# WHAT IS EXPECTED:
Show only lines that include "GARCIA".

§

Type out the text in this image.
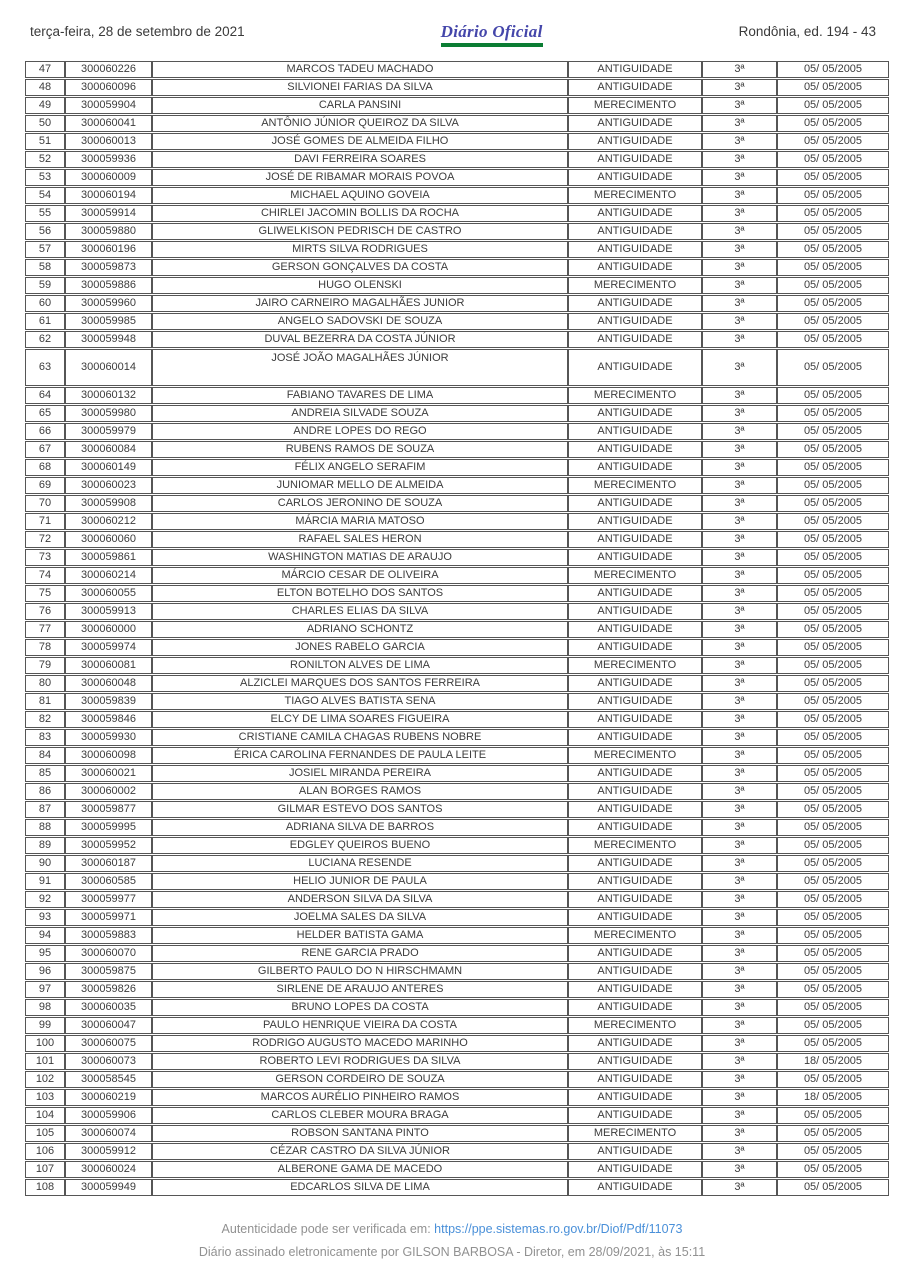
terça-feira, 28 de setembro de 2021	Diário Oficial	Rondônia, ed. 194 - 43
47	300060226	MARCOS TADEU MACHADO	ANTIGUIDADE	3ª	05/ 05/2005
48	300060096	SILVIONEI FARIAS DA SILVA	ANTIGUIDADE	3ª	05/ 05/2005
49	300059904	CARLA PANSINI	MERECIMENTO	3ª	05/ 05/2005
50	300060041	ANTÔNIO JÚNIOR QUEIROZ DA SILVA	ANTIGUIDADE	3ª	05/ 05/2005
51	300060013	JOSÉ GOMES DE ALMEIDA FILHO	ANTIGUIDADE	3ª	05/ 05/2005
52	300059936	DAVI FERREIRA SOARES	ANTIGUIDADE	3ª	05/ 05/2005
53	300060009	JOSÉ DE RIBAMAR MORAIS POVOA	ANTIGUIDADE	3ª	05/ 05/2005
54	300060194	MICHAEL AQUINO GOVEIA	MERECIMENTO	3ª	05/ 05/2005
55	300059914	CHIRLEI JACOMIN BOLLIS DA ROCHA	ANTIGUIDADE	3ª	05/ 05/2005
56	300059880	GLIWELKISON PEDRISCH DE CASTRO	ANTIGUIDADE	3ª	05/ 05/2005
57	300060196	MIRTS SILVA RODRIGUES	ANTIGUIDADE	3ª	05/ 05/2005
58	300059873	GERSON GONÇALVES DA COSTA	ANTIGUIDADE	3ª	05/ 05/2005
59	300059886	HUGO OLENSKI	MERECIMENTO	3ª	05/ 05/2005
60	300059960	JAIRO CARNEIRO MAGALHÃES JUNIOR	ANTIGUIDADE	3ª	05/ 05/2005
61	300059985	ANGELO SADOVSKI DE SOUZA	ANTIGUIDADE	3ª	05/ 05/2005
62	300059948	DUVAL BEZERRA DA COSTA JÚNIOR	ANTIGUIDADE	3ª	05/ 05/2005
63	300060014	JOSÉ JOÃO MAGALHÃES JÚNIOR	ANTIGUIDADE	3ª	05/ 05/2005
64	300060132	FABIANO TAVARES DE LIMA	MERECIMENTO	3ª	05/ 05/2005
65	300059980	ANDREIA SILVADE SOUZA	ANTIGUIDADE	3ª	05/ 05/2005
66	300059979	ANDRE LOPES DO REGO	ANTIGUIDADE	3ª	05/ 05/2005
67	300060084	RUBENS RAMOS DE SOUZA	ANTIGUIDADE	3ª	05/ 05/2005
68	300060149	FÉLIX ANGELO SERAFIM	ANTIGUIDADE	3ª	05/ 05/2005
69	300060023	JUNIOMAR MELLO DE ALMEIDA	MERECIMENTO	3ª	05/ 05/2005
70	300059908	CARLOS JERONINO DE SOUZA	ANTIGUIDADE	3ª	05/ 05/2005
71	300060212	MÁRCIA MARIA MATOSO	ANTIGUIDADE	3ª	05/ 05/2005
72	300060060	RAFAEL SALES HERON	ANTIGUIDADE	3ª	05/ 05/2005
73	300059861	WASHINGTON MATIAS DE ARAUJO	ANTIGUIDADE	3ª	05/ 05/2005
74	300060214	MÁRCIO CESAR DE OLIVEIRA	MERECIMENTO	3ª	05/ 05/2005
75	300060055	ELTON BOTELHO DOS SANTOS	ANTIGUIDADE	3ª	05/ 05/2005
76	300059913	CHARLES ELIAS DA SILVA	ANTIGUIDADE	3ª	05/ 05/2005
77	300060000	ADRIANO SCHONTZ	ANTIGUIDADE	3ª	05/ 05/2005
78	300059974	JONES RABELO GARCIA	ANTIGUIDADE	3ª	05/ 05/2005
79	300060081	RONILTON ALVES DE LIMA	MERECIMENTO	3ª	05/ 05/2005
80	300060048	ALZICLEI MARQUES DOS SANTOS FERREIRA	ANTIGUIDADE	3ª	05/ 05/2005
81	300059839	TIAGO ALVES BATISTA SENA	ANTIGUIDADE	3ª	05/ 05/2005
82	300059846	ELCY DE LIMA SOARES FIGUEIRA	ANTIGUIDADE	3ª	05/ 05/2005
83	300059930	CRISTIANE CAMILA CHAGAS RUBENS NOBRE	ANTIGUIDADE	3ª	05/ 05/2005
84	300060098	ÉRICA CAROLINA FERNANDES DE PAULA LEITE	MERECIMENTO	3ª	05/ 05/2005
85	300060021	JOSIEL MIRANDA PEREIRA	ANTIGUIDADE	3ª	05/ 05/2005
86	300060002	ALAN BORGES RAMOS	ANTIGUIDADE	3ª	05/ 05/2005
87	300059877	GILMAR ESTEVO DOS SANTOS	ANTIGUIDADE	3ª	05/ 05/2005
88	300059995	ADRIANA SILVA DE BARROS	ANTIGUIDADE	3ª	05/ 05/2005
89	300059952	EDGLEY QUEIROS BUENO	MERECIMENTO	3ª	05/ 05/2005
90	300060187	LUCIANA RESENDE	ANTIGUIDADE	3ª	05/ 05/2005
91	300060585	HELIO JUNIOR DE PAULA	ANTIGUIDADE	3ª	05/ 05/2005
92	300059977	ANDERSON SILVA DA SILVA	ANTIGUIDADE	3ª	05/ 05/2005
93	300059971	JOELMA SALES DA SILVA	ANTIGUIDADE	3ª	05/ 05/2005
94	300059883	HELDER BATISTA GAMA	MERECIMENTO	3ª	05/ 05/2005
95	300060070	RENE GARCIA PRADO	ANTIGUIDADE	3ª	05/ 05/2005
96	300059875	GILBERTO PAULO DO N HIRSCHMAMN	ANTIGUIDADE	3ª	05/ 05/2005
97	300059826	SIRLENE DE ARAUJO ANTERES	ANTIGUIDADE	3ª	05/ 05/2005
98	300060035	BRUNO LOPES DA COSTA	ANTIGUIDADE	3ª	05/ 05/2005
99	300060047	PAULO HENRIQUE VIEIRA DA COSTA	MERECIMENTO	3ª	05/ 05/2005
100	300060075	RODRIGO AUGUSTO MACEDO MARINHO	ANTIGUIDADE	3ª	05/ 05/2005
101	300060073	ROBERTO LEVI RODRIGUES DA SILVA	ANTIGUIDADE	3ª	18/ 05/2005
102	300058545	GERSON CORDEIRO DE SOUZA	ANTIGUIDADE	3ª	05/ 05/2005
103	300060219	MARCOS AURÉLIO PINHEIRO RAMOS	ANTIGUIDADE	3ª	18/ 05/2005
104	300059906	CARLOS CLEBER MOURA BRAGA	ANTIGUIDADE	3ª	05/ 05/2005
105	300060074	ROBSON SANTANA PINTO	MERECIMENTO	3ª	05/ 05/2005
106	300059912	CÉZAR CASTRO DA SILVA JÚNIOR	ANTIGUIDADE	3ª	05/ 05/2005
107	300060024	ALBERONE GAMA DE MACEDO	ANTIGUIDADE	3ª	05/ 05/2005
108	300059949	EDCARLOS SILVA DE LIMA	ANTIGUIDADE	3ª	05/ 05/2005
Autenticidade pode ser verificada em: https://ppe.sistemas.ro.gov.br/Diof/Pdf/11073
Diário assinado eletronicamente por GILSON BARBOSA - Diretor, em 28/09/2021, às 15:11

§

# SOLUTION FOR THIS TASK:
78	300059974	JONES RABELO GARCIA	ANTIGUIDADE	3ª	05/ 05/2005
95	300060070	RENE GARCIA PRADO	ANTIGUIDADE	3ª	05/ 05/2005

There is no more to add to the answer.